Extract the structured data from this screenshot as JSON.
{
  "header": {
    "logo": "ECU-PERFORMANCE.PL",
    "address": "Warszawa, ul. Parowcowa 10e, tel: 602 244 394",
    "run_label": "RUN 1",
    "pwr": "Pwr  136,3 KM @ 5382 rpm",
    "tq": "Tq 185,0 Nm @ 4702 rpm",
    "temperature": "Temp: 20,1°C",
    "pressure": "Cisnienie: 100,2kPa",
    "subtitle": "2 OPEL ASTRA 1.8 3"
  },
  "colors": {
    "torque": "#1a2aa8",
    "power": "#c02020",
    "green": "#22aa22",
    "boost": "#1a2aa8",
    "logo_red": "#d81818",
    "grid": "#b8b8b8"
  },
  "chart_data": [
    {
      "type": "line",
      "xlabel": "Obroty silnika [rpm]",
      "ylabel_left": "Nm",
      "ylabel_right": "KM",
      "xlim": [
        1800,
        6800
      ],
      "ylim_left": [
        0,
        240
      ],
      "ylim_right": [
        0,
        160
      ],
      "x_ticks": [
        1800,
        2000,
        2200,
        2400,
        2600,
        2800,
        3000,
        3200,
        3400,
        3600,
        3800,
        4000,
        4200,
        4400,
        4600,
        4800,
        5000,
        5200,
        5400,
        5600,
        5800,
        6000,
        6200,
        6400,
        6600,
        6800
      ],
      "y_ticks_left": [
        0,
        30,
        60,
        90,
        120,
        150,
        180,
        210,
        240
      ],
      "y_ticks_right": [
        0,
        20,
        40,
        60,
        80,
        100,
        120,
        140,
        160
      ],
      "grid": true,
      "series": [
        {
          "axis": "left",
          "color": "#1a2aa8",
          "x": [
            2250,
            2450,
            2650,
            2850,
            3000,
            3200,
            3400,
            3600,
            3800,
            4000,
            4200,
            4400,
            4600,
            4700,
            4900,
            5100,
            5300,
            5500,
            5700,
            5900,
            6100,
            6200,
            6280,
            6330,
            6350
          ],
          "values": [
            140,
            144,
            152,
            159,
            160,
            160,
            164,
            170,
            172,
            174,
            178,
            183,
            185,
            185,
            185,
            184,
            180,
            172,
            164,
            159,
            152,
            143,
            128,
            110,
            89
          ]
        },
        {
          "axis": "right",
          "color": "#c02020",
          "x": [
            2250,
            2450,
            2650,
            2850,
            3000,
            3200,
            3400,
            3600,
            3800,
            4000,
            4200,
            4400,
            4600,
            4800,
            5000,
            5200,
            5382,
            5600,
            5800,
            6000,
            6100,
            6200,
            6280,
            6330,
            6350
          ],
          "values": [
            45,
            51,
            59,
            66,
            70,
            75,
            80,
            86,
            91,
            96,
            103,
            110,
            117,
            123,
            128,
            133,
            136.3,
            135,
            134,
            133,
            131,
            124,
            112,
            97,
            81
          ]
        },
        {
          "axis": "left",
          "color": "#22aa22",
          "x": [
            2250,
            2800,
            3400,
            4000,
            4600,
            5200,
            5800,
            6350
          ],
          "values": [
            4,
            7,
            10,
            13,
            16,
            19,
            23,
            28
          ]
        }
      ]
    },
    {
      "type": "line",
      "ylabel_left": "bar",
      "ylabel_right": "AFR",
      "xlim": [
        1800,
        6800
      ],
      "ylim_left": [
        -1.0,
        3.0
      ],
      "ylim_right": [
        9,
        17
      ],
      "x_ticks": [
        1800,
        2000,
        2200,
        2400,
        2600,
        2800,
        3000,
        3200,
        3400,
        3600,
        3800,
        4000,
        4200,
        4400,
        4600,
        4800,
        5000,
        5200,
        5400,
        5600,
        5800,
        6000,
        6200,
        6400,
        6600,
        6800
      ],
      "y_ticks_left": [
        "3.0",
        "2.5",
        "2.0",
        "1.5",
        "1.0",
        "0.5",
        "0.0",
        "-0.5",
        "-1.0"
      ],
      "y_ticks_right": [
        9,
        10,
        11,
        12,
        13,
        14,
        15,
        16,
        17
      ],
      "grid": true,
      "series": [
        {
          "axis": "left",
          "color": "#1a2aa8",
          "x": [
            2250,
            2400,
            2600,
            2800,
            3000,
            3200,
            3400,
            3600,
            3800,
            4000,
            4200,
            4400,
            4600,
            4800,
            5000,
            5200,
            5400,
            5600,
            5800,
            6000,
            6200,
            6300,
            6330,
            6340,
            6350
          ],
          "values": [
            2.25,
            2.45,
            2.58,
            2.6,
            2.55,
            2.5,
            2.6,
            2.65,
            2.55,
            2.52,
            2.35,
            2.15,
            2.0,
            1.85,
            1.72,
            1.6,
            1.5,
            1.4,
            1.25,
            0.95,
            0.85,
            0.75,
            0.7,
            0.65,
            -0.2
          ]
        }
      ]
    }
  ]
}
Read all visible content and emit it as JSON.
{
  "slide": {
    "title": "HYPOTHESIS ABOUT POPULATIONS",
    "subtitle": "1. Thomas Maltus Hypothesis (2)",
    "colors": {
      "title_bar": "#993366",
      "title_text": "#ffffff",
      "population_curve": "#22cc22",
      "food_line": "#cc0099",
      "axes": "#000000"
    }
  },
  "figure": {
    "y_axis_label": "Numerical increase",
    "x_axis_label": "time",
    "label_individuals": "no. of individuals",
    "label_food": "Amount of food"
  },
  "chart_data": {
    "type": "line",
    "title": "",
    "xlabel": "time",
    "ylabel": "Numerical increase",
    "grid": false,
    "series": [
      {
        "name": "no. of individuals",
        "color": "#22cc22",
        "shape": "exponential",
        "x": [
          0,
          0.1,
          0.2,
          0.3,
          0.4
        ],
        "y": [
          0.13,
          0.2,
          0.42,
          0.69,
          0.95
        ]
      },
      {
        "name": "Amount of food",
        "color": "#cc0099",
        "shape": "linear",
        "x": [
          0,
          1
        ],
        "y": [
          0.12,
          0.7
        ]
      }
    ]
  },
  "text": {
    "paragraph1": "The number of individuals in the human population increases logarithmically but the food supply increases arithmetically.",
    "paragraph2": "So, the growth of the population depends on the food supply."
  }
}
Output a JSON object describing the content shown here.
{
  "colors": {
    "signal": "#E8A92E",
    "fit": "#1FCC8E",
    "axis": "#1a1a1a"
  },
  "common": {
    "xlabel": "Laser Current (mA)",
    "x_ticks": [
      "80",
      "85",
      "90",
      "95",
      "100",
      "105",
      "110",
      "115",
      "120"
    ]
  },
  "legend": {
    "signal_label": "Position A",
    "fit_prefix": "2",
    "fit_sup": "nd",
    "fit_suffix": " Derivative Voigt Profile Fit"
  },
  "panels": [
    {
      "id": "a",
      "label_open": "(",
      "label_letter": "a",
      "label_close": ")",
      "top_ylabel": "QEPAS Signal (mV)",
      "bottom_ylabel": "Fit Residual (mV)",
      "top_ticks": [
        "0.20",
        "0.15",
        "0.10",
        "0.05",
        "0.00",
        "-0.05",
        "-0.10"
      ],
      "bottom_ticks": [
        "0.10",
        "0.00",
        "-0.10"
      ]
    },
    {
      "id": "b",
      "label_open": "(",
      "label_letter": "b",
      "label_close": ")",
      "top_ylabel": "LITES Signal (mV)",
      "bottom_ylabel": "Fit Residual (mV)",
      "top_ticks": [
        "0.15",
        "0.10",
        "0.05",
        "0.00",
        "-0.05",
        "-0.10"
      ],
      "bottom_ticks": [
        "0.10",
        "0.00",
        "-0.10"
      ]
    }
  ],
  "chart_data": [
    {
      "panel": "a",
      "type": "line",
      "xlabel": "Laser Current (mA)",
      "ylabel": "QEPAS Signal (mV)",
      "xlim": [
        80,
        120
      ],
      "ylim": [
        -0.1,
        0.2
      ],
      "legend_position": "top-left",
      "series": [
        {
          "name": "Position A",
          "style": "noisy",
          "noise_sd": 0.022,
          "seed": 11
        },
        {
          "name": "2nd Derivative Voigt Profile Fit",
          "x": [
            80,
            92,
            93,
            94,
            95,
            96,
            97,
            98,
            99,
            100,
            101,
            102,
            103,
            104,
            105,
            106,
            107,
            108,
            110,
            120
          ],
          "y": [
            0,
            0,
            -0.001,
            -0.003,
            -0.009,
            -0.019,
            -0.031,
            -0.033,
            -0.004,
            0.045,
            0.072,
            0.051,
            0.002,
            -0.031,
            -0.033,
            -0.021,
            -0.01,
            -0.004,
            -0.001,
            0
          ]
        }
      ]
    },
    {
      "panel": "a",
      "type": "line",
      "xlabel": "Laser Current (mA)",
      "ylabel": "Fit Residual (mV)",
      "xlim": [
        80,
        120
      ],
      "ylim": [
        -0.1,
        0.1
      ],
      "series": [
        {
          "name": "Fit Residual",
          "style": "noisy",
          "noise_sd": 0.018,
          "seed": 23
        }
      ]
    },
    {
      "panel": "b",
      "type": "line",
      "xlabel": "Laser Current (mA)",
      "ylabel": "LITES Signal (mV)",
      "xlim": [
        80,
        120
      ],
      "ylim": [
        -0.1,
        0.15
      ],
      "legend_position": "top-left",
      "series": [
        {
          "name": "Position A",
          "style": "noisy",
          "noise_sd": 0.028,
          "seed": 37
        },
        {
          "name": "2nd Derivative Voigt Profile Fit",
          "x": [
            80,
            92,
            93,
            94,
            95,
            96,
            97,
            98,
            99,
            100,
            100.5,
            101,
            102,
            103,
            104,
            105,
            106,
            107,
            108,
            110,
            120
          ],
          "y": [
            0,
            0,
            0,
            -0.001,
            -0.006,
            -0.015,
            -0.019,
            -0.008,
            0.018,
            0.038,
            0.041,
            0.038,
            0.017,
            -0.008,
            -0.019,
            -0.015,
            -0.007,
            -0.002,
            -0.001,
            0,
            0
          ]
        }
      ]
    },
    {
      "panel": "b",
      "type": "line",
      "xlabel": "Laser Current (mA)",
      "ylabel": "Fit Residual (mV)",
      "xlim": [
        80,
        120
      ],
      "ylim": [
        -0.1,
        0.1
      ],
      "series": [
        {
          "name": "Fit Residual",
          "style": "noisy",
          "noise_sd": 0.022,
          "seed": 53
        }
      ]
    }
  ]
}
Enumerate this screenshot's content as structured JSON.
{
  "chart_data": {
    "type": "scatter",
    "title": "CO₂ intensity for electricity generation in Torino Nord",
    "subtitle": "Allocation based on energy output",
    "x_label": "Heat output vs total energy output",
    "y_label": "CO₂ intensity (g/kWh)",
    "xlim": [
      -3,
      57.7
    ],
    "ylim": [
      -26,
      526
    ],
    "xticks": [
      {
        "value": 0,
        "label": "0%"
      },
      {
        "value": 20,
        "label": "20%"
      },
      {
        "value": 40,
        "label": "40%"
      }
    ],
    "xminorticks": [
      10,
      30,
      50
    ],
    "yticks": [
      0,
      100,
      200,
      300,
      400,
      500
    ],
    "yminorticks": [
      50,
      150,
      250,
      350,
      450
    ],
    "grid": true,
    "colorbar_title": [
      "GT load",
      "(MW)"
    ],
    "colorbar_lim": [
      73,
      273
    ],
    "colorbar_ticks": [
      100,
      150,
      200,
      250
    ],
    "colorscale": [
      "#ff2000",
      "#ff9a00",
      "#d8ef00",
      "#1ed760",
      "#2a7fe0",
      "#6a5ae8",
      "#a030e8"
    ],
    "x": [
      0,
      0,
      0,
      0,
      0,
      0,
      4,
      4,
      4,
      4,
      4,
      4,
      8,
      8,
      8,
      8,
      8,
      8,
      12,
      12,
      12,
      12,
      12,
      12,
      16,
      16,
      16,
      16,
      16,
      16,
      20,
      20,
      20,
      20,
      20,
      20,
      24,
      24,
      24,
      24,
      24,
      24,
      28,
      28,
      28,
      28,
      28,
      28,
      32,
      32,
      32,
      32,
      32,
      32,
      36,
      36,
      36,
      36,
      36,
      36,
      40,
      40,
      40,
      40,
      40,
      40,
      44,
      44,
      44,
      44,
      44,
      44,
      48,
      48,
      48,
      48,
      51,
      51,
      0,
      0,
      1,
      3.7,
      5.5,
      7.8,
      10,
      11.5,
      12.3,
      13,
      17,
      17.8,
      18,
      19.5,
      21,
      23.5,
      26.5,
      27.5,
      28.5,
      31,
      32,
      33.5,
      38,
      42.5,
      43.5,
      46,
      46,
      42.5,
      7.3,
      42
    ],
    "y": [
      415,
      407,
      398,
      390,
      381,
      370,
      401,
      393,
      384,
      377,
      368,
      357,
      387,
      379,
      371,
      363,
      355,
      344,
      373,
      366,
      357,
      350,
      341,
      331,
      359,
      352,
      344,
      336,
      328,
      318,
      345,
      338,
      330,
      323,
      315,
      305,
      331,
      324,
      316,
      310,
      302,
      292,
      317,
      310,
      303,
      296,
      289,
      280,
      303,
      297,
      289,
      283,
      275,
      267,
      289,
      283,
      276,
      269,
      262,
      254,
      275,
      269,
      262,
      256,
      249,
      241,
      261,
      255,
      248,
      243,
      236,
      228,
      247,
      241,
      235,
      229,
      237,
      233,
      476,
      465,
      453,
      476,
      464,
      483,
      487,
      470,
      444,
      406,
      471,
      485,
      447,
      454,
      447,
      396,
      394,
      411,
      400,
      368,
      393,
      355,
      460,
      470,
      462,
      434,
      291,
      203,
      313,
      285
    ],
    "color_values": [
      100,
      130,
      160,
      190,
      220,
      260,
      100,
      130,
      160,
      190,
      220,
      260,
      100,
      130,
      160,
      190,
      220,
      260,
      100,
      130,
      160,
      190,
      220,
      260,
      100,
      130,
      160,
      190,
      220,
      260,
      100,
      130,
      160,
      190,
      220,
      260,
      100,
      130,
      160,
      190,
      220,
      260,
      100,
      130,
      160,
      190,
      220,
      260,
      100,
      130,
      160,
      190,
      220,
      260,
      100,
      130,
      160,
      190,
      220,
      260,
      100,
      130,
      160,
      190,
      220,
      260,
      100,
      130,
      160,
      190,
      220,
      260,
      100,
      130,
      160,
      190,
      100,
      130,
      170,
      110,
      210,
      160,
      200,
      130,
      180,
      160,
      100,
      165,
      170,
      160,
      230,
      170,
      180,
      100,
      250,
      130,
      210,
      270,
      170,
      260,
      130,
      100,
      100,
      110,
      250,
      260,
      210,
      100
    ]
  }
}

^^^^

__GOAL__
Whenever "Numerical" turns up in a line, pick that line out.

__SOLUTION TO THIS PROBLEM__
    "y_axis_label": "Numerical increase",
    "ylabel": "Numerical increase",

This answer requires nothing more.